Report every line in the listing that contains the string "public".

────────────────────

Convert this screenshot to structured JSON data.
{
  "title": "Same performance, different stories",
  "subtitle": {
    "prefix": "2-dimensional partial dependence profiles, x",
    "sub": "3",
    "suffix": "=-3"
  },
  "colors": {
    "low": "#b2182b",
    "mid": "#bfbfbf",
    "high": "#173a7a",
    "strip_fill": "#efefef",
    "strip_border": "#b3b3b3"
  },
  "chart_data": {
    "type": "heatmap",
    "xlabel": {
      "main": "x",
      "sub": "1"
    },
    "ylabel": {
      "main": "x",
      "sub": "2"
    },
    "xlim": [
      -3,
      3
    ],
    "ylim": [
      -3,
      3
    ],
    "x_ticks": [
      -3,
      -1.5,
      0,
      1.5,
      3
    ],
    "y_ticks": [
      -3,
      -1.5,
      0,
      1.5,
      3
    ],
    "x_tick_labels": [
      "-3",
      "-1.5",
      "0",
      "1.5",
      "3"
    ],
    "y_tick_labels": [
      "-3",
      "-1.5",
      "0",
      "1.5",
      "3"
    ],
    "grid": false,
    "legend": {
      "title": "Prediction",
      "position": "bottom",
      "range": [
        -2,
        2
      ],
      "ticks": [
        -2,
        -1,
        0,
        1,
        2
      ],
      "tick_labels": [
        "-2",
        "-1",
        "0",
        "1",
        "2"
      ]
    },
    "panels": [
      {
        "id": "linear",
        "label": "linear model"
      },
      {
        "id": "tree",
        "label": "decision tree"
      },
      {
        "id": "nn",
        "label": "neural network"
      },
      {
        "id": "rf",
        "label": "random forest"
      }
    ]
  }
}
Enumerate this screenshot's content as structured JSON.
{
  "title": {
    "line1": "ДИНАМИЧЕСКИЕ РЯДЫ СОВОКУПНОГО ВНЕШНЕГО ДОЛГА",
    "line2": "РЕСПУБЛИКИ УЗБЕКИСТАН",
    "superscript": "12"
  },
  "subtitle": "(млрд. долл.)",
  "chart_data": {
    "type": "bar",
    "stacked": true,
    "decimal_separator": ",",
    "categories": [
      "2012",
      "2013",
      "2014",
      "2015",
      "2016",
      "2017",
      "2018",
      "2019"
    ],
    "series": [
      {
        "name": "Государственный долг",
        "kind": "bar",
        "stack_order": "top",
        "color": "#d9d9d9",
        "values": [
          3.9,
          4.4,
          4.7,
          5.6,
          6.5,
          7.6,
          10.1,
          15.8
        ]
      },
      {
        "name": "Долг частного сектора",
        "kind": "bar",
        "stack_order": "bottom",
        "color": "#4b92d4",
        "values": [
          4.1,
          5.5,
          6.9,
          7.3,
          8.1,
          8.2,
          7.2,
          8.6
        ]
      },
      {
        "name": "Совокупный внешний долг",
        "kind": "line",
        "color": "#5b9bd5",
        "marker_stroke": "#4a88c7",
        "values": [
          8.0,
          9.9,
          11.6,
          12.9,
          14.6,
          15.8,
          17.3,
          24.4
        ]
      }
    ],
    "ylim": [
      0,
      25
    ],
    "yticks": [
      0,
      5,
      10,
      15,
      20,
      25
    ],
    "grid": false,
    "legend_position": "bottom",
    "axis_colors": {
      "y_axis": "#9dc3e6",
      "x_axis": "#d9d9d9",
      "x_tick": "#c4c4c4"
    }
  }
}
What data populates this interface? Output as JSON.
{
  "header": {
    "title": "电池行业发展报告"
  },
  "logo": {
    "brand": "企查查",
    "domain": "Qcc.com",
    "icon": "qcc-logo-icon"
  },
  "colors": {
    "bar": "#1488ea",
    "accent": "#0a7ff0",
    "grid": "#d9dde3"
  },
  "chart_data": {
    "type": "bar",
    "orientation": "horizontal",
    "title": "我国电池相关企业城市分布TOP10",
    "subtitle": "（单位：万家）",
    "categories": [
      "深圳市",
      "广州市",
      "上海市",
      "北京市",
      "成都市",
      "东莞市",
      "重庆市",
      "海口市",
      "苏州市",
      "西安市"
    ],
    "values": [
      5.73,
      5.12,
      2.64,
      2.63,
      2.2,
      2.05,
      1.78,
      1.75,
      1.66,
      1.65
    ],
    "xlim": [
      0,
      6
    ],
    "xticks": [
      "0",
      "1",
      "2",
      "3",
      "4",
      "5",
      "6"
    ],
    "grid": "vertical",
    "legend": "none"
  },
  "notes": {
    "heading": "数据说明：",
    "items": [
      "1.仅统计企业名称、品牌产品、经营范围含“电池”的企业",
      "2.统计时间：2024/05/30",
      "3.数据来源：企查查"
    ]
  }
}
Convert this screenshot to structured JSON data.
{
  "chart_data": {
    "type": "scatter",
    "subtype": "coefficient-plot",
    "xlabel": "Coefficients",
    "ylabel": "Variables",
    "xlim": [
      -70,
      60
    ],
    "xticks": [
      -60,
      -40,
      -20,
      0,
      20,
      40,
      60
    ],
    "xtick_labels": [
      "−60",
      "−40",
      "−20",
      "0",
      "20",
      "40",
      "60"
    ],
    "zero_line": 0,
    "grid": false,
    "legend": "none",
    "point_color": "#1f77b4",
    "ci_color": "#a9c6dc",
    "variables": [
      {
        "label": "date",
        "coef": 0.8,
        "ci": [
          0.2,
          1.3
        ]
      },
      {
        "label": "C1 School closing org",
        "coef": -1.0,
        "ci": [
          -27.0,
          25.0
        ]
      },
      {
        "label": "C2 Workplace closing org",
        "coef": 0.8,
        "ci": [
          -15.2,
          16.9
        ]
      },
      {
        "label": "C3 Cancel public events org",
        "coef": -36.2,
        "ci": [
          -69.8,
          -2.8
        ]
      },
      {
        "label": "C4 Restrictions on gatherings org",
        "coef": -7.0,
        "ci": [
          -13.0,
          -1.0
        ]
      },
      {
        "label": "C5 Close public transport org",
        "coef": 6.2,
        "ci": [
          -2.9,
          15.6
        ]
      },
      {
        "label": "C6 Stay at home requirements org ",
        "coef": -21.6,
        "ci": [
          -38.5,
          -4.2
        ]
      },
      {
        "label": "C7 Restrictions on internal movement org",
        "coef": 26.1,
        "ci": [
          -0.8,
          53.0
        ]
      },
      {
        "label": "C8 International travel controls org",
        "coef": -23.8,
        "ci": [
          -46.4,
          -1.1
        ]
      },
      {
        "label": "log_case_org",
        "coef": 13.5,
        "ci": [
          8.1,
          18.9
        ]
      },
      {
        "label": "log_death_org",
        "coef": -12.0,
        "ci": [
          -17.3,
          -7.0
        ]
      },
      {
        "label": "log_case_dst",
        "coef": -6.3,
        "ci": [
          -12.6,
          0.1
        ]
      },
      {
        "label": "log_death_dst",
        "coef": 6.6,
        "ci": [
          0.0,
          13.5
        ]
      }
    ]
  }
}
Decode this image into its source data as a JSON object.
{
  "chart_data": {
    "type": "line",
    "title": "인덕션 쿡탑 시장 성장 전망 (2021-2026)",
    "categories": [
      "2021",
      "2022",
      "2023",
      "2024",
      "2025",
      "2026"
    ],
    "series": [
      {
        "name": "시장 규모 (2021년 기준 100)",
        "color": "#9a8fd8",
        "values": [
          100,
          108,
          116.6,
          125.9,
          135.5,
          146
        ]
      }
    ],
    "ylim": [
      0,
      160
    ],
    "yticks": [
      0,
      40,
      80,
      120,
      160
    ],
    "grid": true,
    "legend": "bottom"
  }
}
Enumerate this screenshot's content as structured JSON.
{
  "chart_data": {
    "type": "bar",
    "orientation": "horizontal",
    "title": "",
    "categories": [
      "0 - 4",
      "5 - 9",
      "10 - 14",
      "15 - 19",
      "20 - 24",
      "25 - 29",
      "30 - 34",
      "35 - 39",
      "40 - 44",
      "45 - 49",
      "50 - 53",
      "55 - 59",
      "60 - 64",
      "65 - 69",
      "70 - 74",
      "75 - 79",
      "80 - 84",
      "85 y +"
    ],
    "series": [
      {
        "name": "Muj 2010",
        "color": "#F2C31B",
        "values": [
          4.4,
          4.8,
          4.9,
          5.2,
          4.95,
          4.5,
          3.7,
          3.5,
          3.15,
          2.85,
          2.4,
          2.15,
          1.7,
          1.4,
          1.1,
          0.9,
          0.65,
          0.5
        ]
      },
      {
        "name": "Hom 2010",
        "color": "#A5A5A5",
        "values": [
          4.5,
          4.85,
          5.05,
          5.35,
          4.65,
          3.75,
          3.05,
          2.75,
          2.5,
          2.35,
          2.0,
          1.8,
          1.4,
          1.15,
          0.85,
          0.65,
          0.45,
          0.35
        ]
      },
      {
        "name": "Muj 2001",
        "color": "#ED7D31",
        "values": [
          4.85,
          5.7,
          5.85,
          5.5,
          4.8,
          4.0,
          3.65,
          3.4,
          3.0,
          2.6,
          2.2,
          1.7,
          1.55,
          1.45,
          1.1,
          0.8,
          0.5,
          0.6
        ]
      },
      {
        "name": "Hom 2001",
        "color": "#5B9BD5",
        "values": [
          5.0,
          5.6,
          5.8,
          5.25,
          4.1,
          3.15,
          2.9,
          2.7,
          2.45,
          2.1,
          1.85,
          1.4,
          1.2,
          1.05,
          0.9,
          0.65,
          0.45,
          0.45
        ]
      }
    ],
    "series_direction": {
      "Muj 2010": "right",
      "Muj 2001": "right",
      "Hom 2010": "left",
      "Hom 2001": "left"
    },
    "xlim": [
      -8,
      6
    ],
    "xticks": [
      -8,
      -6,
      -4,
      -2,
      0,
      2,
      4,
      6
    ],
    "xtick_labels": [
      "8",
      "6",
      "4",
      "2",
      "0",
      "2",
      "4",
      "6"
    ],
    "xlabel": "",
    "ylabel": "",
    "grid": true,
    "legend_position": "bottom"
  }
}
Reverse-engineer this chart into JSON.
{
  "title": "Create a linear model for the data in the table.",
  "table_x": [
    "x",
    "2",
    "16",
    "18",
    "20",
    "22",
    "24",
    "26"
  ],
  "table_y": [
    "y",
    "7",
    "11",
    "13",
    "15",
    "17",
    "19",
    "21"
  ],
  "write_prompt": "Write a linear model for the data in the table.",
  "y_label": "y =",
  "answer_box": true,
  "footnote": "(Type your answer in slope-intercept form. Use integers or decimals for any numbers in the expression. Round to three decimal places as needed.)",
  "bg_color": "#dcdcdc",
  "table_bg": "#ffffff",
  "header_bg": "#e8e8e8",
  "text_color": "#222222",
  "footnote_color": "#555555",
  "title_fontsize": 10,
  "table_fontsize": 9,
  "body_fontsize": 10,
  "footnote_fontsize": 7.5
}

────────────────────

_THE RESPONSE:_
        "label": "C3 Cancel public events org",
        "label": "C5 Close public transport org",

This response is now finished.